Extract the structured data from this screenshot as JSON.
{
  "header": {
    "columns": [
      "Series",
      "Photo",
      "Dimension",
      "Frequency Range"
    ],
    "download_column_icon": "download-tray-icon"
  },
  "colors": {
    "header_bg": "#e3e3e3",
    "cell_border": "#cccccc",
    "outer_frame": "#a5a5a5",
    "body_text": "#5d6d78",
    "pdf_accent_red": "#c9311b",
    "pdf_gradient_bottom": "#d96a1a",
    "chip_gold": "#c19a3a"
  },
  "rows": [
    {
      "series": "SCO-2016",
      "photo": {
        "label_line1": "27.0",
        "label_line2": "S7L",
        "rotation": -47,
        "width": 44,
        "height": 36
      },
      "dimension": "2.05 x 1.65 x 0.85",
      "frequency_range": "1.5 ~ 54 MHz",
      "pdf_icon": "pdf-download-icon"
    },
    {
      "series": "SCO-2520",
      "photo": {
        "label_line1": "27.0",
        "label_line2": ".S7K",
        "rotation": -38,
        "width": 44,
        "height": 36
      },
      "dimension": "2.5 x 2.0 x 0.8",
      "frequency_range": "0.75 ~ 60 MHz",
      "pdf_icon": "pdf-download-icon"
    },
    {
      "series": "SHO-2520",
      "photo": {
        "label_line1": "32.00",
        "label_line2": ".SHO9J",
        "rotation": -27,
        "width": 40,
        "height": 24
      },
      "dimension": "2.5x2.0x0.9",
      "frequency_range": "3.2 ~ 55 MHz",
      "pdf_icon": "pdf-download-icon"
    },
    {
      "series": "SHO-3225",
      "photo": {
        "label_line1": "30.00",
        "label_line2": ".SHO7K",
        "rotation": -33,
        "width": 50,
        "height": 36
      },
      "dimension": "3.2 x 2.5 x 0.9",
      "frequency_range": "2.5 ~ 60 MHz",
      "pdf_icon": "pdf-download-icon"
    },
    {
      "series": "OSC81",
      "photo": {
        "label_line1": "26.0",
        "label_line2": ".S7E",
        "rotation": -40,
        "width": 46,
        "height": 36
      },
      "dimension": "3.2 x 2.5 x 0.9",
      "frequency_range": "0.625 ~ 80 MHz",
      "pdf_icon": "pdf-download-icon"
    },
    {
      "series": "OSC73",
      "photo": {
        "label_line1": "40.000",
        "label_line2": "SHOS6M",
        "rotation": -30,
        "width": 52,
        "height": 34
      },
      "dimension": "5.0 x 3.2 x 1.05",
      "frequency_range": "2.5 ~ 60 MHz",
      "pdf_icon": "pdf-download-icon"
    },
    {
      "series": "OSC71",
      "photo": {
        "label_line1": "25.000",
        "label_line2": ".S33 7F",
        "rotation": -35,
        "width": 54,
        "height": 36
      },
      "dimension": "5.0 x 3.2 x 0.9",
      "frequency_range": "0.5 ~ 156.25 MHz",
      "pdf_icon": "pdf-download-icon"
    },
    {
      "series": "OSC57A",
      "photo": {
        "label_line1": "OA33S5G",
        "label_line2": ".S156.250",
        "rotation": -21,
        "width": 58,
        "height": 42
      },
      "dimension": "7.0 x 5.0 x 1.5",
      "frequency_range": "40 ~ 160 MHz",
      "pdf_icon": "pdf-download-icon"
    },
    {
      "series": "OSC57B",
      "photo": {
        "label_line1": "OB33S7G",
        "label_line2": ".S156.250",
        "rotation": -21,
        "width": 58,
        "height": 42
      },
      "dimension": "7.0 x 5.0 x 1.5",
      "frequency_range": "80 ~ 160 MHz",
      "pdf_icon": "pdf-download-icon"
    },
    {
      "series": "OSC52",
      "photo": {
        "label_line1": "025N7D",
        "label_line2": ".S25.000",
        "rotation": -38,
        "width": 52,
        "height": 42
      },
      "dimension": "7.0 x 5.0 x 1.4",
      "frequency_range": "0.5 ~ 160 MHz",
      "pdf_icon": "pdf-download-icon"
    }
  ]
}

--*--

**Your instructions**
Every line of the data above should be copied exactly.

**Response to the exercise**
Extract the structured data from this screenshot as JSON.
{
  "header": {
    "columns": [
      "Series",
      "Photo",
      "Dimension",
      "Frequency Range"
    ],
    "download_column_icon": "download-tray-icon"
  },
  "colors": {
    "header_bg": "#e3e3e3",
    "cell_border": "#cccccc",
    "outer_frame": "#a5a5a5",
    "body_text": "#5d6d78",
    "pdf_accent_red": "#c9311b",
    "pdf_gradient_bottom": "#d96a1a",
    "chip_gold": "#c19a3a"
  },
  "rows": [
    {
      "series": "SCO-2016",
      "photo": {
        "label_line1": "27.0",
        "label_line2": "S7L",
        "rotation": -47,
        "width": 44,
        "height": 36
      },
      "dimension": "2.05 x 1.65 x 0.85",
      "frequency_range": "1.5 ~ 54 MHz",
      "pdf_icon": "pdf-download-icon"
    },
    {
      "series": "SCO-2520",
      "photo": {
        "label_line1": "27.0",
        "label_line2": ".S7K",
        "rotation": -38,
        "width": 44,
        "height": 36
      },
      "dimension": "2.5 x 2.0 x 0.8",
      "frequency_range": "0.75 ~ 60 MHz",
      "pdf_icon": "pdf-download-icon"
    },
    {
      "series": "SHO-2520",
      "photo": {
        "label_line1": "32.00",
        "label_line2": ".SHO9J",
        "rotation": -27,
        "width": 40,
        "height": 24
      },
      "dimension": "2.5x2.0x0.9",
      "frequency_range": "3.2 ~ 55 MHz",
      "pdf_icon": "pdf-download-icon"
    },
    {
      "series": "SHO-3225",
      "photo": {
        "label_line1": "30.00",
        "label_line2": ".SHO7K",
        "rotation": -33,
        "width": 50,
        "height": 36
      },
      "dimension": "3.2 x 2.5 x 0.9",
      "frequency_range": "2.5 ~ 60 MHz",
      "pdf_icon": "pdf-download-icon"
    },
    {
      "series": "OSC81",
      "photo": {
        "label_line1": "26.0",
        "label_line2": ".S7E",
        "rotation": -40,
        "width": 46,
        "height": 36
      },
      "dimension": "3.2 x 2.5 x 0.9",
      "frequency_range": "0.625 ~ 80 MHz",
      "pdf_icon": "pdf-download-icon"
    },
    {
      "series": "OSC73",
      "photo": {
        "label_line1": "40.000",
        "label_line2": "SHOS6M",
        "rotation": -30,
        "width": 52,
        "height": 34
      },
      "dimension": "5.0 x 3.2 x 1.05",
      "frequency_range": "2.5 ~ 60 MHz",
      "pdf_icon": "pdf-download-icon"
    },
    {
      "series": "OSC71",
      "photo": {
        "label_line1": "25.000",
        "label_line2": ".S33 7F",
        "rotation": -35,
        "width": 54,
        "height": 36
      },
      "dimension": "5.0 x 3.2 x 0.9",
      "frequency_range": "0.5 ~ 156.25 MHz",
      "pdf_icon": "pdf-download-icon"
    },
    {
      "series": "OSC57A",
      "photo": {
        "label_line1": "OA33S5G",
        "label_line2": ".S156.250",
        "rotation": -21,
        "width": 58,
        "height": 42
      },
      "dimension": "7.0 x 5.0 x 1.5",
      "frequency_range": "40 ~ 160 MHz",
      "pdf_icon": "pdf-download-icon"
    },
    {
      "series": "OSC57B",
      "photo": {
        "label_line1": "OB33S7G",
        "label_line2": ".S156.250",
        "rotation": -21,
        "width": 58,
        "height": 42
      },
      "dimension": "7.0 x 5.0 x 1.5",
      "frequency_range": "80 ~ 160 MHz",
      "pdf_icon": "pdf-download-icon"
    },
    {
      "series": "OSC52",
      "photo": {
        "label_line1": "025N7D",
        "label_line2": ".S25.000",
        "rotation": -38,
        "width": 52,
        "height": 42
      },
      "dimension": "7.0 x 5.0 x 1.4",
      "frequency_range": "0.5 ~ 160 MHz",
      "pdf_icon": "pdf-download-icon"
    }
  ]
}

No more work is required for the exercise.